>> Start SUPPLIED MATERIAL
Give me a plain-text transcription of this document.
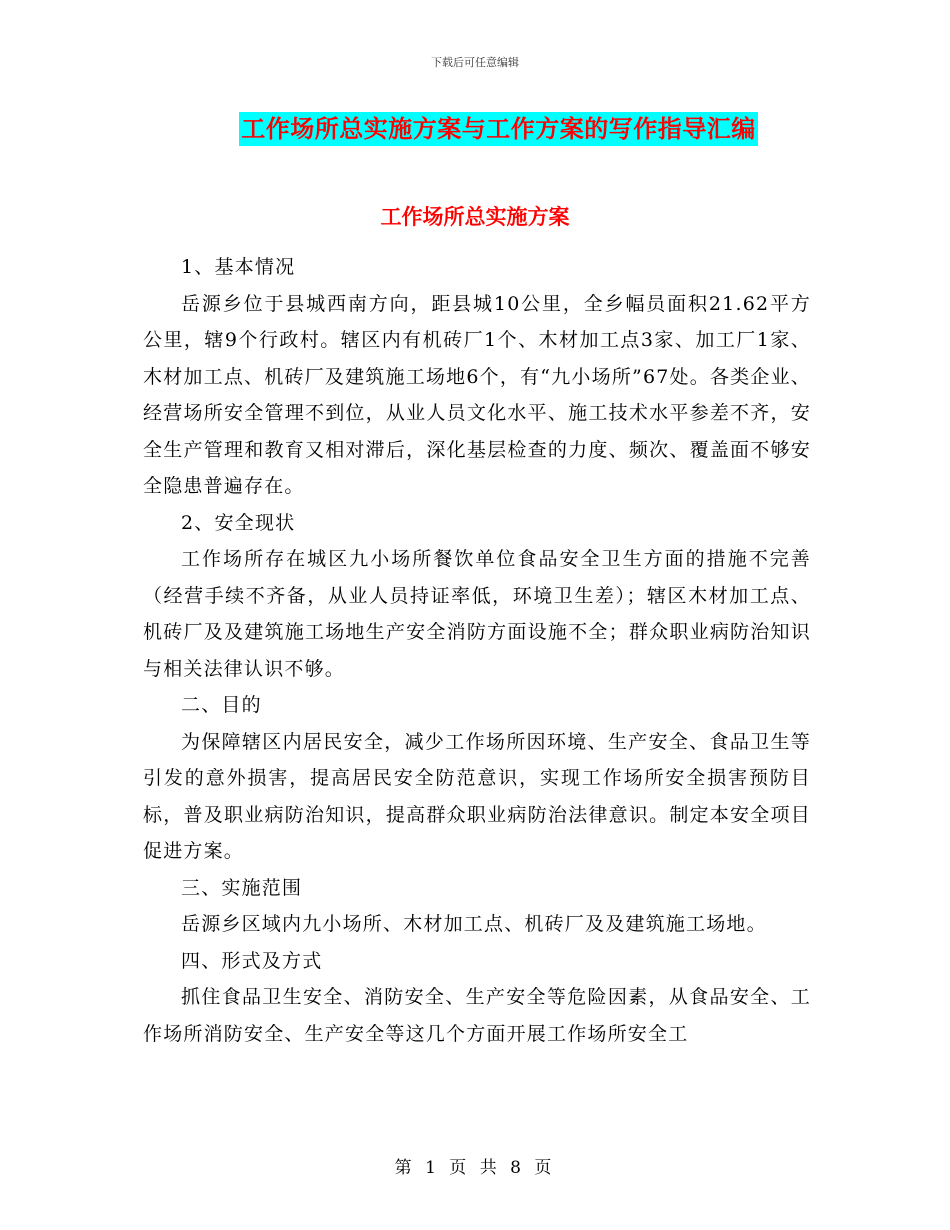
下载后可任意编辑
工作场所总实施方案与工作方案的写作指导汇编
工作场所总实施方案

1、基本情况

岳源乡位于县城西南方向，距县城10公里，全乡幅员面积21.62平方公里，辖9个行政村。辖区内有机砖厂1个、木材加工点3家、加工厂1家、木材加工点、机砖厂及建筑施工场地6个，有“九小场所”67处。各类企业、经营场所安全管理不到位，从业人员文化水平、施工技术水平参差不齐，安全生产管理和教育又相对滞后，深化基层检查的力度、频次、覆盖面不够安全隐患普遍存在。

2、安全现状

工作场所存在城区九小场所餐饮单位食品安全卫生方面的措施不完善（经营手续不齐备，从业人员持证率低，环境卫生差）；辖区木材加工点、机砖厂及及建筑施工场地生产安全消防方面设施不全；群众职业病防治知识与相关法律认识不够。

二、目的

为保障辖区内居民安全，减少工作场所因环境、生产安全、食品卫生等引发的意外损害，提高居民安全防范意识，实现工作场所安全损害预防目标，普及职业病防治知识，提高群众职业病防治法律意识。制定本安全项目促进方案。

三、实施范围

岳源乡区域内九小场所、木材加工点、机砖厂及及建筑施工场地。

四、形式及方式

抓住食品卫生安全、消防安全、生产安全等危险因素，从食品安全、工作场所消防安全、生产安全等这几个方面开展工作场所安全工

第 1 页 共 8 页
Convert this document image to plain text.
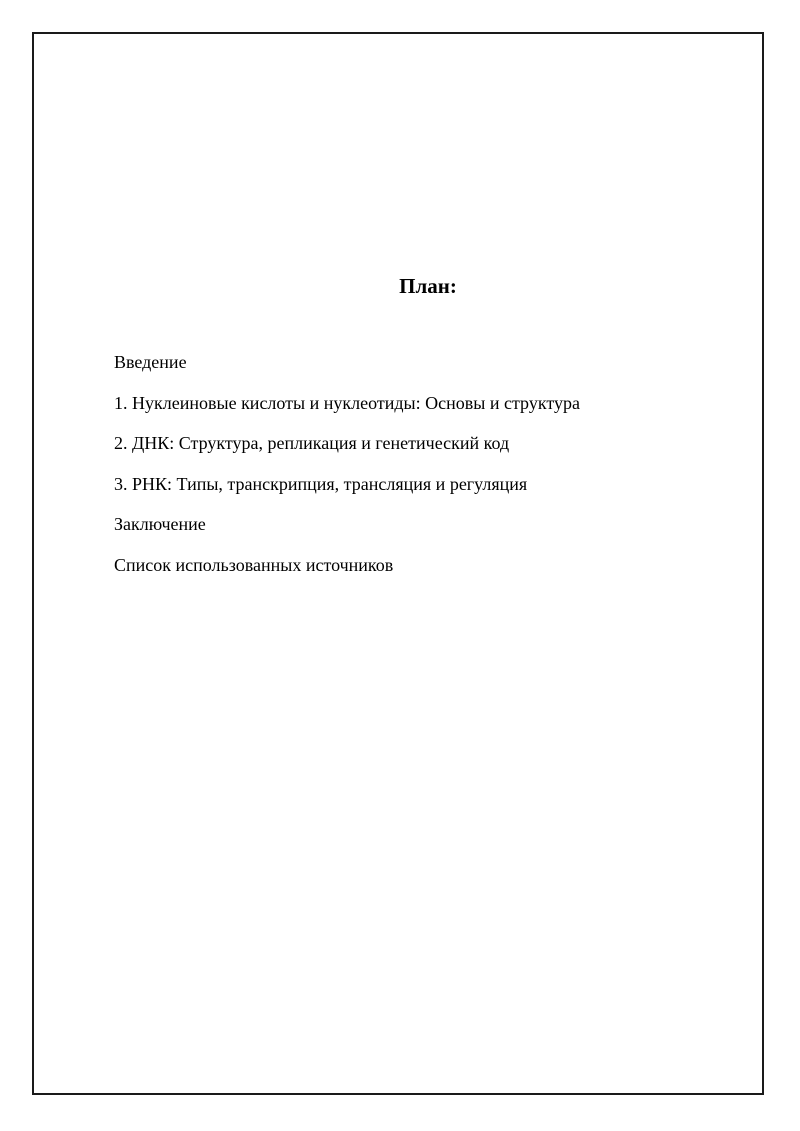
План:
Введение
1. Нуклеиновые кислоты и нуклеотиды: Основы и структура
2. ДНК: Структура, репликация и генетический код
3. РНК: Типы, транскрипция, трансляция и регуляция
Заключение
Список использованных источников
>> End SUPPLIED MATERIAL
### [GIVEN EXERCISE]
Omit the pictures and write out the lines above from the one with "Convert this document image to plain text." through the last, unchanged.

### [RESPONSE BELOW]
Convert this document image to plain text.
План:
Введение
1. Нуклеиновые кислоты и нуклеотиды: Основы и структура
2. ДНК: Структура, репликация и генетический код
3. РНК: Типы, транскрипция, трансляция и регуляция
Заключение
Список использованных источников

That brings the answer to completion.